• **What you should do**:
Spot each line in the records below where the word "title" occurs, then copy it.

________________________

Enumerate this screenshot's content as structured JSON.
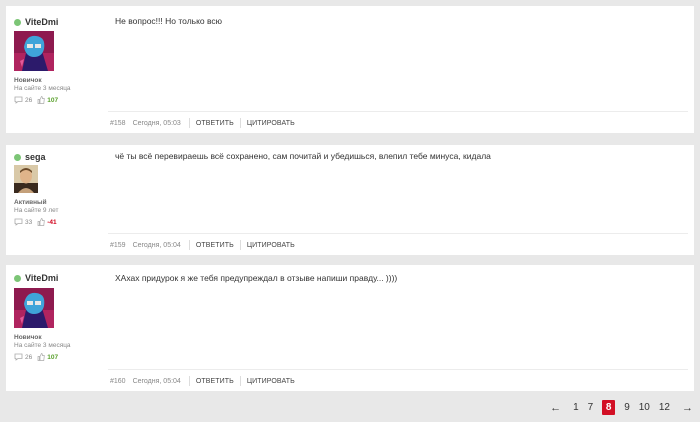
{
  "posts": [
    {
      "username": "ViteDmi",
      "rank": "Новичок",
      "since": "На сайте 3 месяца",
      "messages": "26",
      "reputation": "107",
      "text": "Не вопрос!!! Но только всю",
      "number": "#158",
      "date": "Сегодня, 05:03"
    },
    {
      "username": "sega",
      "rank": "Активный",
      "since": "На сайте 9 лет",
      "messages": "33",
      "reputation": "-41",
      "text": "чё ты всё перевираешь всё сохранено, сам почитай и убедишься, влепил тебе минуса, кидала",
      "number": "#159",
      "date": "Сегодня, 05:04"
    },
    {
      "username": "ViteDmi",
      "rank": "Новичок",
      "since": "На сайте 3 месяца",
      "messages": "26",
      "reputation": "107",
      "text": "ХАхах придурок я же тебя предупреждал в отзыве напиши правду... ))))",
      "number": "#160",
      "date": "Сегодня, 05:04"
    }
  ],
  "actions": {
    "reply": "Ответить",
    "quote": "Цитировать"
  },
  "pagination": {
    "prev": "←",
    "pages": [
      "1",
      "7",
      "8",
      "9",
      "10",
      "12"
    ],
    "current": "8",
    "next": "→"
  },
  "colors": {
    "online": "#7cc576",
    "positive": "#5aa02c",
    "negative": "#d0021b",
    "current_page": "#d20f24"
  }
}
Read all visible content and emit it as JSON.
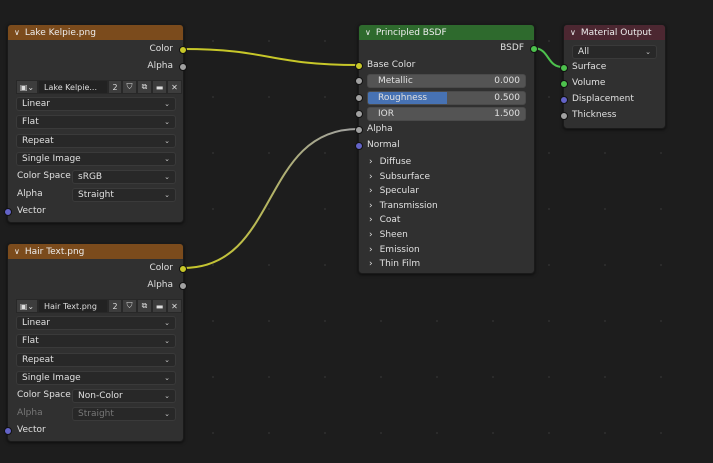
{
  "colors": {
    "image_header": "#7b4b1c",
    "bsdf_header": "#2e6a2d",
    "output_header": "#4c2731",
    "color_socket": "#c7c729",
    "float_socket": "#a1a1a1",
    "vector_socket": "#6363c7",
    "shader_socket": "#4dc14d",
    "slider_fill": "#4772b3"
  },
  "image_nodes": [
    {
      "title": "Lake Kelpie.png",
      "outputs": [
        "Color",
        "Alpha"
      ],
      "image_name": "Lake Kelpie...",
      "users": "2",
      "interpolation": "Linear",
      "projection": "Flat",
      "extension": "Repeat",
      "source": "Single Image",
      "color_space_label": "Color Space",
      "color_space": "sRGB",
      "alpha_label": "Alpha",
      "alpha": "Straight",
      "alpha_disabled": false,
      "input": "Vector"
    },
    {
      "title": "Hair Text.png",
      "outputs": [
        "Color",
        "Alpha"
      ],
      "image_name": "Hair Text.png",
      "users": "2",
      "interpolation": "Linear",
      "projection": "Flat",
      "extension": "Repeat",
      "source": "Single Image",
      "color_space_label": "Color Space",
      "color_space": "Non-Color",
      "alpha_label": "Alpha",
      "alpha": "Straight",
      "alpha_disabled": true,
      "input": "Vector"
    }
  ],
  "bsdf": {
    "title": "Principled BSDF",
    "output": "BSDF",
    "base_color": "Base Color",
    "sliders": [
      {
        "label": "Metallic",
        "value": "0.000",
        "fraction": 0
      },
      {
        "label": "Roughness",
        "value": "0.500",
        "fraction": 0.5
      },
      {
        "label": "IOR",
        "value": "1.500",
        "fraction": 0
      }
    ],
    "alpha": "Alpha",
    "normal": "Normal",
    "panels": [
      "Diffuse",
      "Subsurface",
      "Specular",
      "Transmission",
      "Coat",
      "Sheen",
      "Emission",
      "Thin Film"
    ]
  },
  "output": {
    "title": "Material Output",
    "target": "All",
    "inputs": [
      "Surface",
      "Volume",
      "Displacement",
      "Thickness"
    ]
  }
}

________________________

• **Completed exercise**:
      "title": "Lake Kelpie.png",
      "title": "Hair Text.png",
    "title": "Principled BSDF",
    "title": "Material Output",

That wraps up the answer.